* What is asked *
Find every line of the listing below where "Precipitation" appears, and copy it.

(Dataset excerpt)
━━━━

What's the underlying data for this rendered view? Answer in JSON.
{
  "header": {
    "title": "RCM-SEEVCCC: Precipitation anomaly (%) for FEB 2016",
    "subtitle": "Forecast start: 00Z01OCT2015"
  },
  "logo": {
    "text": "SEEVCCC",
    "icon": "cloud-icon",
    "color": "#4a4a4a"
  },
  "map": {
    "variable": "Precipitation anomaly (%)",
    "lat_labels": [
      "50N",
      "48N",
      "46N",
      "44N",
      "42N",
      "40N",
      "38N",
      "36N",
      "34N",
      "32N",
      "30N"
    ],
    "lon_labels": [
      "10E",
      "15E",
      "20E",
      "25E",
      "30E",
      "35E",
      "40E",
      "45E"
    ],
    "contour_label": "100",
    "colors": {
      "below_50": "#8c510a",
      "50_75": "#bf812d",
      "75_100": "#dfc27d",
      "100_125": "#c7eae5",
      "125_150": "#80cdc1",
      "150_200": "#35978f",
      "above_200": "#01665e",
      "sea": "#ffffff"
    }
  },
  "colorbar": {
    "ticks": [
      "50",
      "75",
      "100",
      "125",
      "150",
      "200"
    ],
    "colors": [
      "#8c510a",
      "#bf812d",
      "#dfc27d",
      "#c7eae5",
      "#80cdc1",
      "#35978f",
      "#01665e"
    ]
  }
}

━━━━

* Exercise response *
    "title": "RCM-SEEVCCC: Precipitation anomaly (%) for FEB 2016",
    "variable": "Precipitation anomaly (%)",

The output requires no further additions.